##### SOURCE MATERIAL #####

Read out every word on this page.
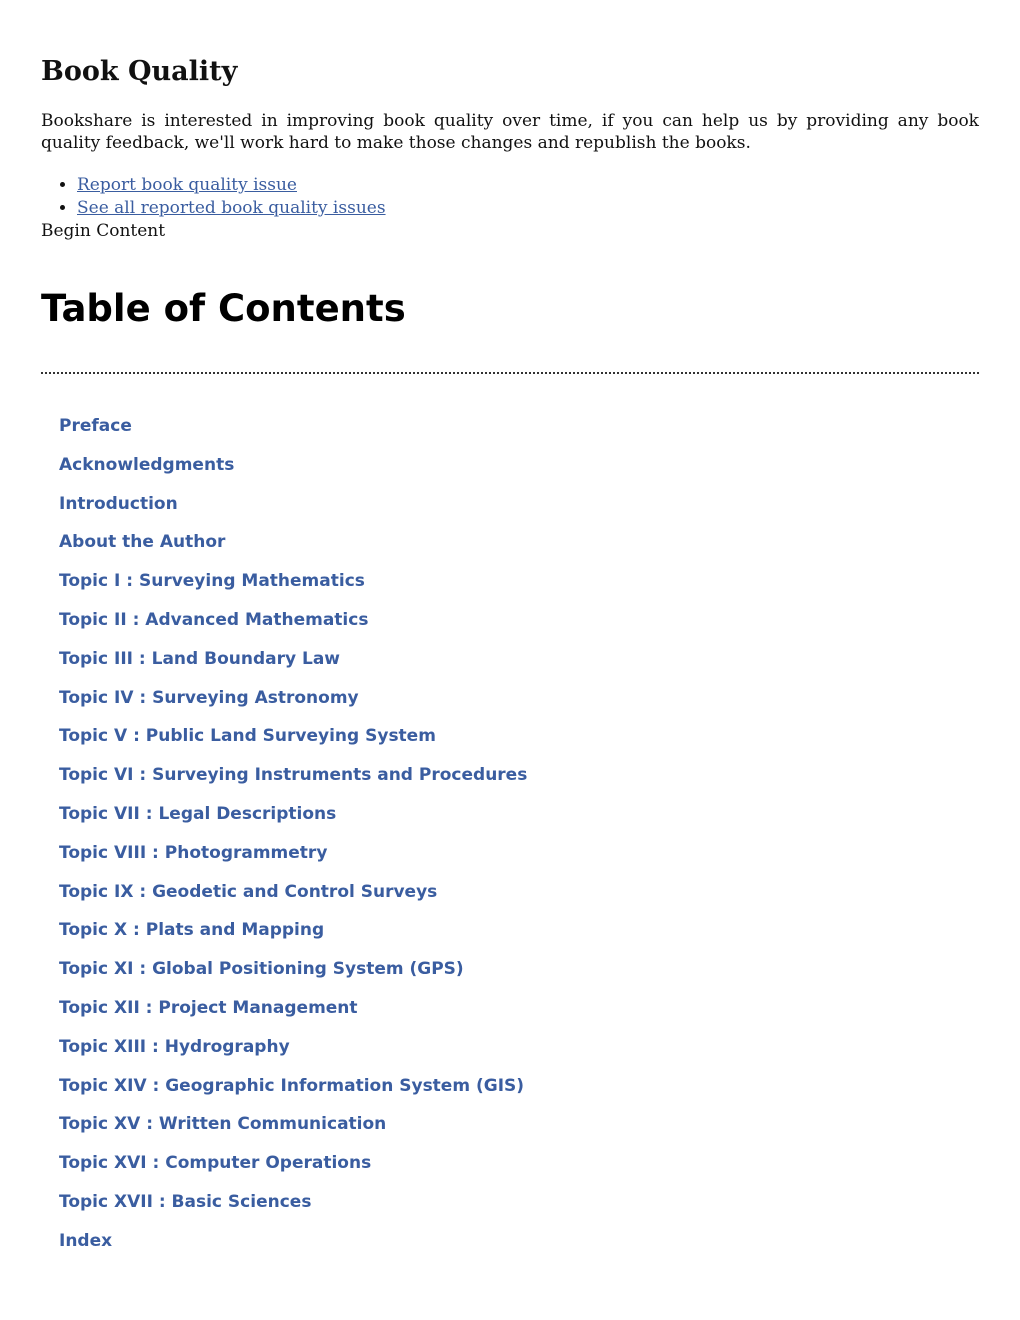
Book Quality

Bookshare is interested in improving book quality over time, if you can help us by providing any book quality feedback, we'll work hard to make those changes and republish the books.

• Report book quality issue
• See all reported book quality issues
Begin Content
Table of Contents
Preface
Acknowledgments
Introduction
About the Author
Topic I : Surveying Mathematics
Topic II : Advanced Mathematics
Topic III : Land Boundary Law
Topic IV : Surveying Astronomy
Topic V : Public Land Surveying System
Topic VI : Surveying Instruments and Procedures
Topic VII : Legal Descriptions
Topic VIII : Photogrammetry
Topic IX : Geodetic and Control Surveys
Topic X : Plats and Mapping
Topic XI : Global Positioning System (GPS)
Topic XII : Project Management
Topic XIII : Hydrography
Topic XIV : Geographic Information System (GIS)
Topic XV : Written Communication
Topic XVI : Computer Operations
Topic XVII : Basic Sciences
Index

#####
##### SOURCE MATERIAL #####

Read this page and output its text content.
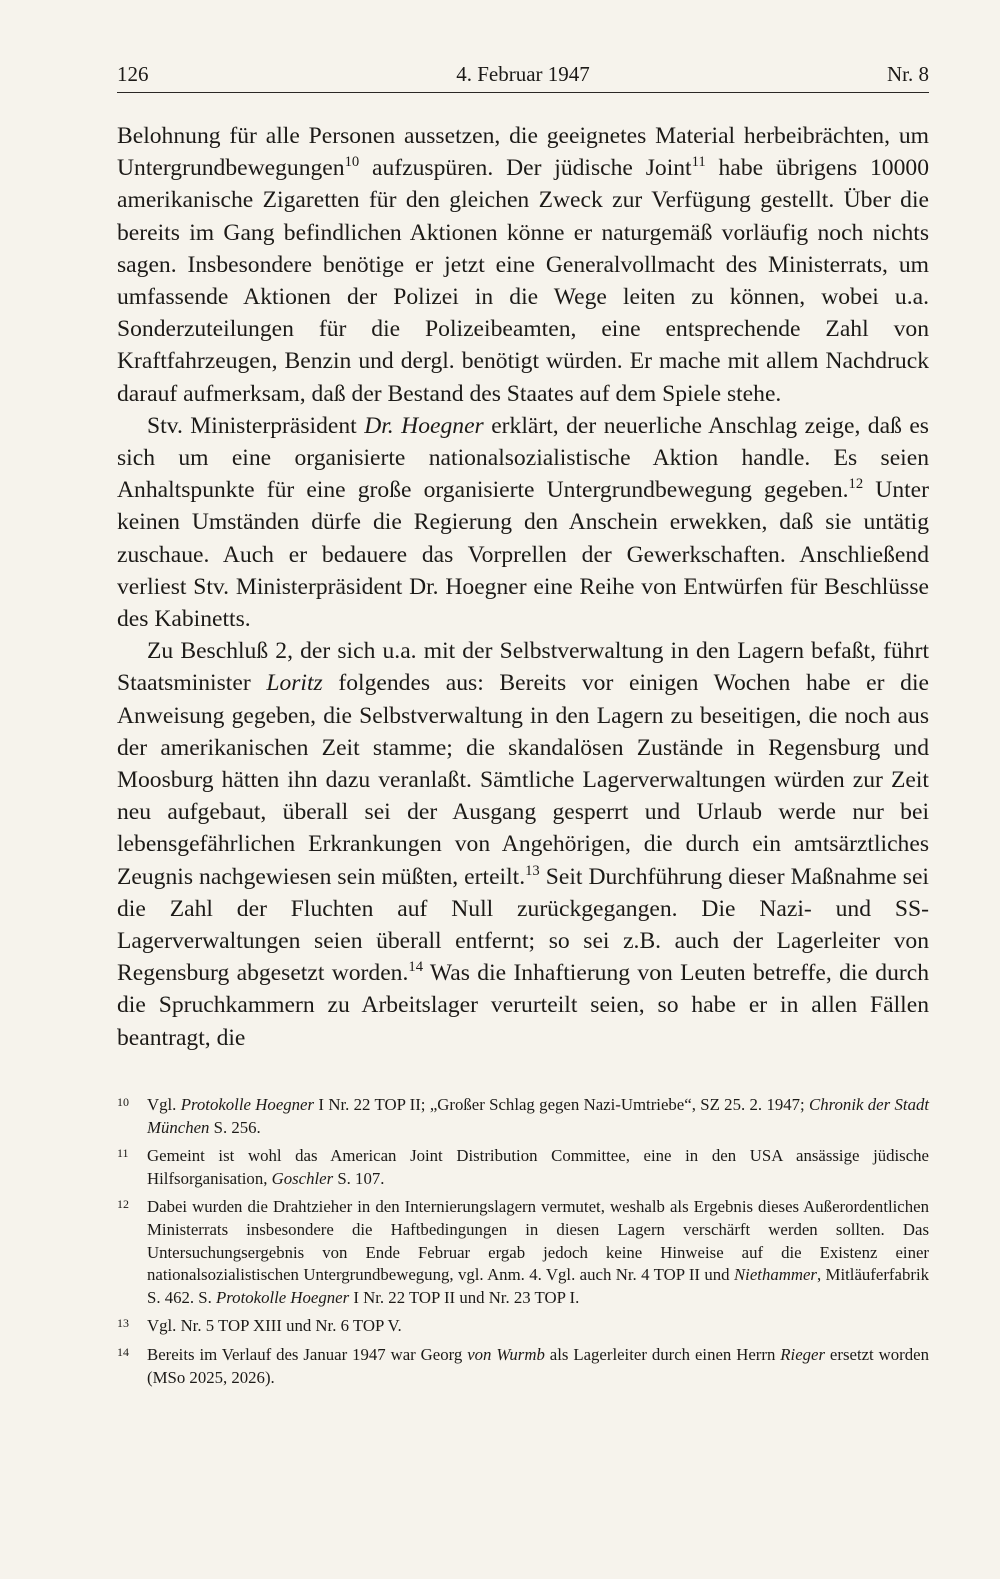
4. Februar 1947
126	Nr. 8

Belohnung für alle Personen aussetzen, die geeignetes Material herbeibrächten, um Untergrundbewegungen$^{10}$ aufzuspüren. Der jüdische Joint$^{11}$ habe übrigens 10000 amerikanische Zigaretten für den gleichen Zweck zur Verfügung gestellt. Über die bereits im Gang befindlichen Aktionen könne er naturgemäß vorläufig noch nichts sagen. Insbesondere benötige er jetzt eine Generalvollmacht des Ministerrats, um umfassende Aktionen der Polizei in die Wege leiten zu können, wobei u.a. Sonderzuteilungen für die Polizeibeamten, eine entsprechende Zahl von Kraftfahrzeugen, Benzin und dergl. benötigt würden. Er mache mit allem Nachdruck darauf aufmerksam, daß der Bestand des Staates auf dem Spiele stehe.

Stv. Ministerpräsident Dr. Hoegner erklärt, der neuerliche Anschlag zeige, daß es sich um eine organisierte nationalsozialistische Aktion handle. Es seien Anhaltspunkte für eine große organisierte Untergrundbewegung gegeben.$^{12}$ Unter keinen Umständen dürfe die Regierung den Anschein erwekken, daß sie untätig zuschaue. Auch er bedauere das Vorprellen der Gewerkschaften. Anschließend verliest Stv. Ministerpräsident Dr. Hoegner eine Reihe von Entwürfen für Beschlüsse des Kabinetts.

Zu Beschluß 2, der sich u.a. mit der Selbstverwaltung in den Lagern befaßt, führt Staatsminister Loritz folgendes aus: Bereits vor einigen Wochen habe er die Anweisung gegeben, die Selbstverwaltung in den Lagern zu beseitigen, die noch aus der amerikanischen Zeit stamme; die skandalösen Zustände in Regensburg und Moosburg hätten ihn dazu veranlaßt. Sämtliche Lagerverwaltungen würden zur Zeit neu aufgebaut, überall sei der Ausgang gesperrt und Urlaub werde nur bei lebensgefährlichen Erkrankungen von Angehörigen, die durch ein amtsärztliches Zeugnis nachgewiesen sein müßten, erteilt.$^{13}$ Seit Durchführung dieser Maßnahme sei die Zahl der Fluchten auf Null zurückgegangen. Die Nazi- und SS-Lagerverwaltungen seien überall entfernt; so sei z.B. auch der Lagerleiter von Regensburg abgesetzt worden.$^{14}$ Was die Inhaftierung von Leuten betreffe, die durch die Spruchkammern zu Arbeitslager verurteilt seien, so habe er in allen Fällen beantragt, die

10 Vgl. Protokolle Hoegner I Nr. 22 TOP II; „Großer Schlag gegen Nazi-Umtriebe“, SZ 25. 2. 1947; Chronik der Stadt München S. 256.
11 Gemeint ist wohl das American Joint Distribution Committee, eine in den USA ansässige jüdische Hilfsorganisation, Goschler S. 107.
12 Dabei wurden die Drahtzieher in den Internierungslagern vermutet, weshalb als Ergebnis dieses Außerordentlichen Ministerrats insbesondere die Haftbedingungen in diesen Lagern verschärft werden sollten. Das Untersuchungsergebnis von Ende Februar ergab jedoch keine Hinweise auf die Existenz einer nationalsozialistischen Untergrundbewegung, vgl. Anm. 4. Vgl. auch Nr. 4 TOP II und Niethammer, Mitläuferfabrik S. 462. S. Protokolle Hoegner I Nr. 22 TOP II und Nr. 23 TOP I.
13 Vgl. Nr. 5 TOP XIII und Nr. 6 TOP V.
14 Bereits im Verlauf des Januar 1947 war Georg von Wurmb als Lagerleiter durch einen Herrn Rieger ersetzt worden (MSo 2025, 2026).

#####

▸ TASK DIRECTIONS:
Identify each line in the records above that contains the word "Mathematics", and copy it out in full.

▸ REPLY TO THE EXERCISE:
Topic I : Surveying Mathematics
Topic II : Advanced Mathematics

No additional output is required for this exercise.